══ Records shown

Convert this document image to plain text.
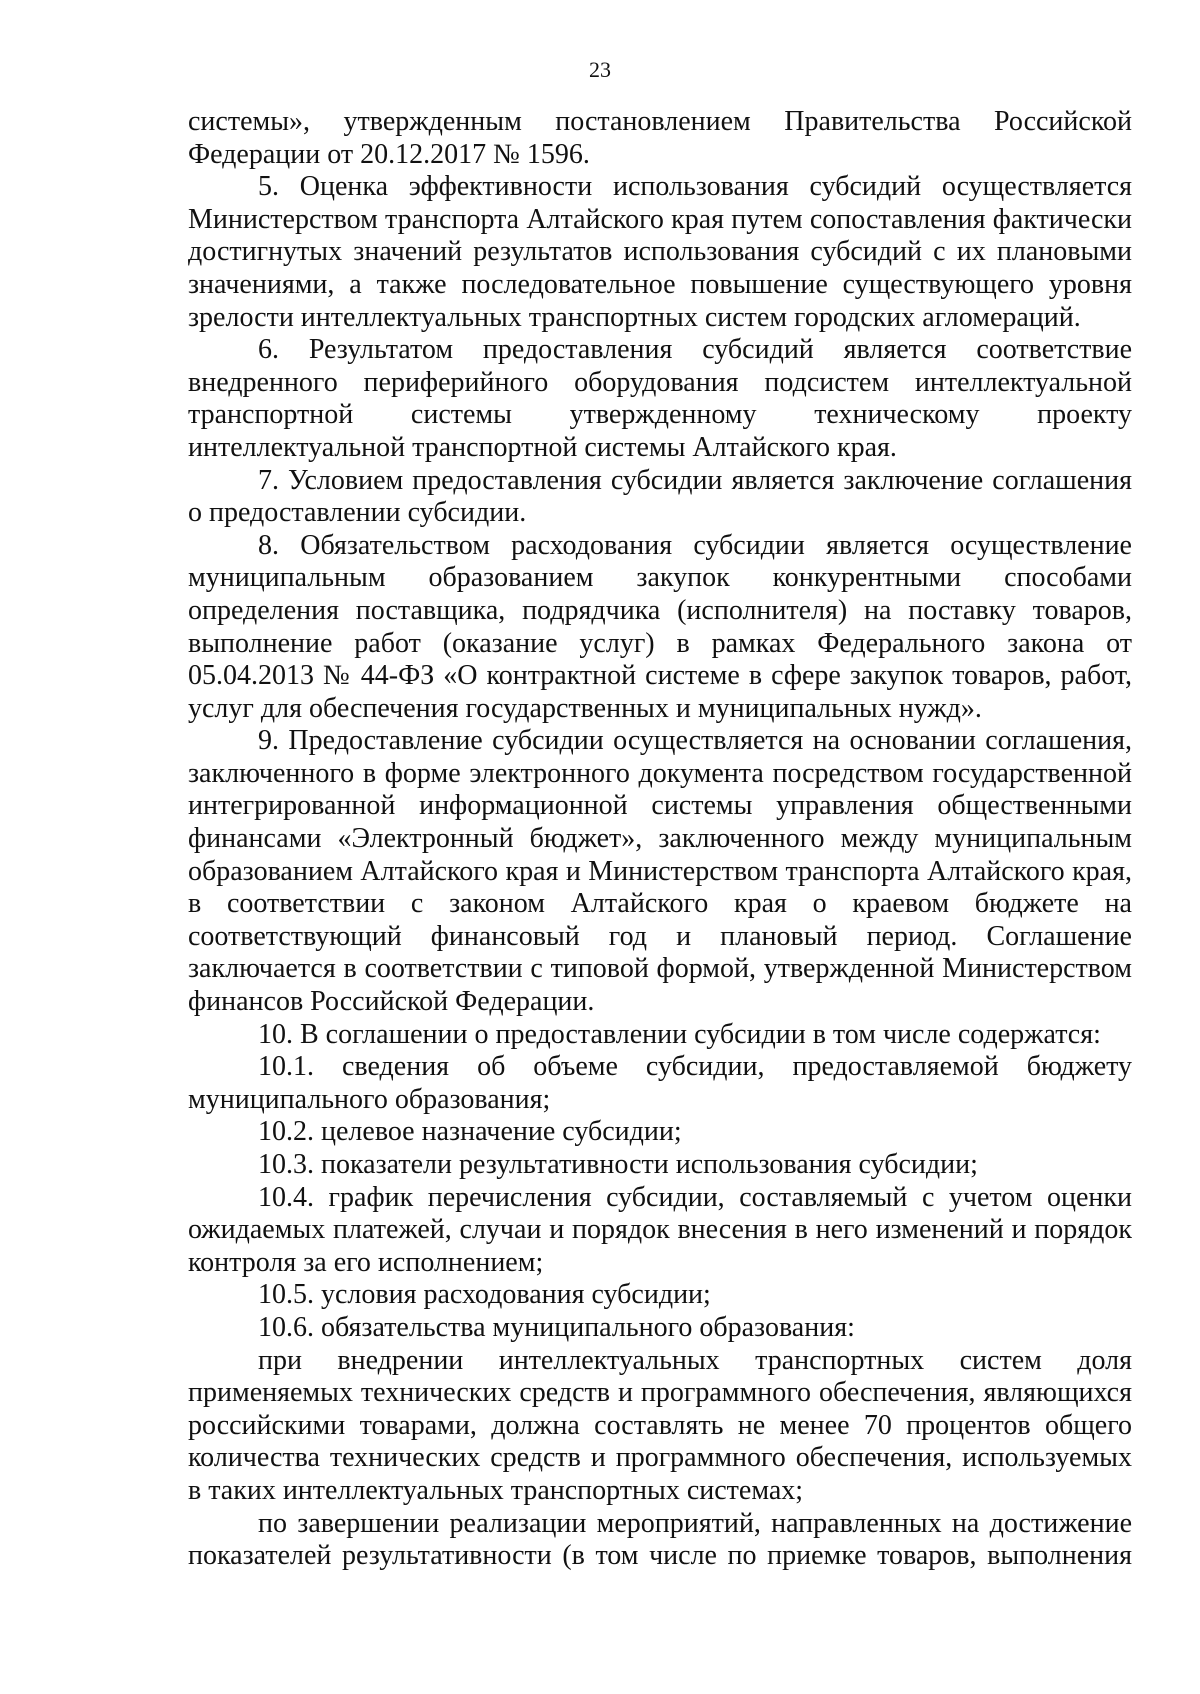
23

системы», утвержденным постановлением Правительства Российской Федерации от 20.12.2017 № 1596.

5. Оценка эффективности использования субсидий осуществляется Министерством транспорта Алтайского края путем сопоставления фактически достигнутых значений результатов использования субсидий с их плановыми значениями, а также последовательное повышение существующего уровня зрелости интеллектуальных транспортных систем городских агломераций.

6. Результатом предоставления субсидий является соответствие внедренного периферийного оборудования подсистем интеллектуальной транспортной системы утвержденному техническому проекту интеллектуальной транспортной системы Алтайского края.

7. Условием предоставления субсидии является заключение соглашения о предоставлении субсидии.

8. Обязательством расходования субсидии является осуществление муниципальным образованием закупок конкурентными способами определения поставщика, подрядчика (исполнителя) на поставку товаров, выполнение работ (оказание услуг) в рамках Федерального закона от 05.04.2013 № 44-ФЗ «О контрактной системе в сфере закупок товаров, работ, услуг для обеспечения государственных и муниципальных нужд».

9. Предоставление субсидии осуществляется на основании соглашения, заключенного в форме электронного документа посредством государственной интегрированной информационной системы управления общественными финансами «Электронный бюджет», заключенного между муниципальным образованием Алтайского края и Министерством транспорта Алтайского края, в соответствии с законом Алтайского края о краевом бюджете на соответствующий финансовый год и плановый период. Соглашение заключается в соответствии с типовой формой, утвержденной Министерством финансов Российской Федерации.

10. В соглашении о предоставлении субсидии в том числе содержатся:

10.1. сведения об объеме субсидии, предоставляемой бюджету муниципального образования;

10.2. целевое назначение субсидии;

10.3. показатели результативности использования субсидии;

10.4. график перечисления субсидии, составляемый с учетом оценки ожидаемых платежей, случаи и порядок внесения в него изменений и порядок контроля за его исполнением;

10.5. условия расходования субсидии;

10.6. обязательства муниципального образования:

при внедрении интеллектуальных транспортных систем доля применяемых технических средств и программного обеспечения, являющихся российскими товарами, должна составлять не менее 70 процентов общего количества технических средств и программного обеспечения, используемых в таких интеллектуальных транспортных системах;

по завершении реализации мероприятий, направленных на достижение показателей результативности (в том числе по приемке товаров, выполнения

════

Reproduce all of the entries word for word, skipping any pictures they hold.

- _Exercise result_
Convert this document image to plain text.
23

системы», утвержденным постановлением Правительства Российской Федерации от 20.12.2017 № 1596.

5. Оценка эффективности использования субсидий осуществляется Министерством транспорта Алтайского края путем сопоставления фактически достигнутых значений результатов использования субсидий с их плановыми значениями, а также последовательное повышение существующего уровня зрелости интеллектуальных транспортных систем городских агломераций.

6. Результатом предоставления субсидий является соответствие внедренного периферийного оборудования подсистем интеллектуальной транспортной системы утвержденному техническому проекту интеллектуальной транспортной системы Алтайского края.

7. Условием предоставления субсидии является заключение соглашения о предоставлении субсидии.

8. Обязательством расходования субсидии является осуществление муниципальным образованием закупок конкурентными способами определения поставщика, подрядчика (исполнителя) на поставку товаров, выполнение работ (оказание услуг) в рамках Федерального закона от 05.04.2013 № 44-ФЗ «О контрактной системе в сфере закупок товаров, работ, услуг для обеспечения государственных и муниципальных нужд».

9. Предоставление субсидии осуществляется на основании соглашения, заключенного в форме электронного документа посредством государственной интегрированной информационной системы управления общественными финансами «Электронный бюджет», заключенного между муниципальным образованием Алтайского края и Министерством транспорта Алтайского края, в соответствии с законом Алтайского края о краевом бюджете на соответствующий финансовый год и плановый период. Соглашение заключается в соответствии с типовой формой, утвержденной Министерством финансов Российской Федерации.

10. В соглашении о предоставлении субсидии в том числе содержатся:

10.1. сведения об объеме субсидии, предоставляемой бюджету муниципального образования;

10.2. целевое назначение субсидии;

10.3. показатели результативности использования субсидии;

10.4. график перечисления субсидии, составляемый с учетом оценки ожидаемых платежей, случаи и порядок внесения в него изменений и порядок контроля за его исполнением;

10.5. условия расходования субсидии;

10.6. обязательства муниципального образования:

при внедрении интеллектуальных транспортных систем доля применяемых технических средств и программного обеспечения, являющихся российскими товарами, должна составлять не менее 70 процентов общего количества технических средств и программного обеспечения, используемых в таких интеллектуальных транспортных системах;

по завершении реализации мероприятий, направленных на достижение показателей результативности (в том числе по приемке товаров, выполнения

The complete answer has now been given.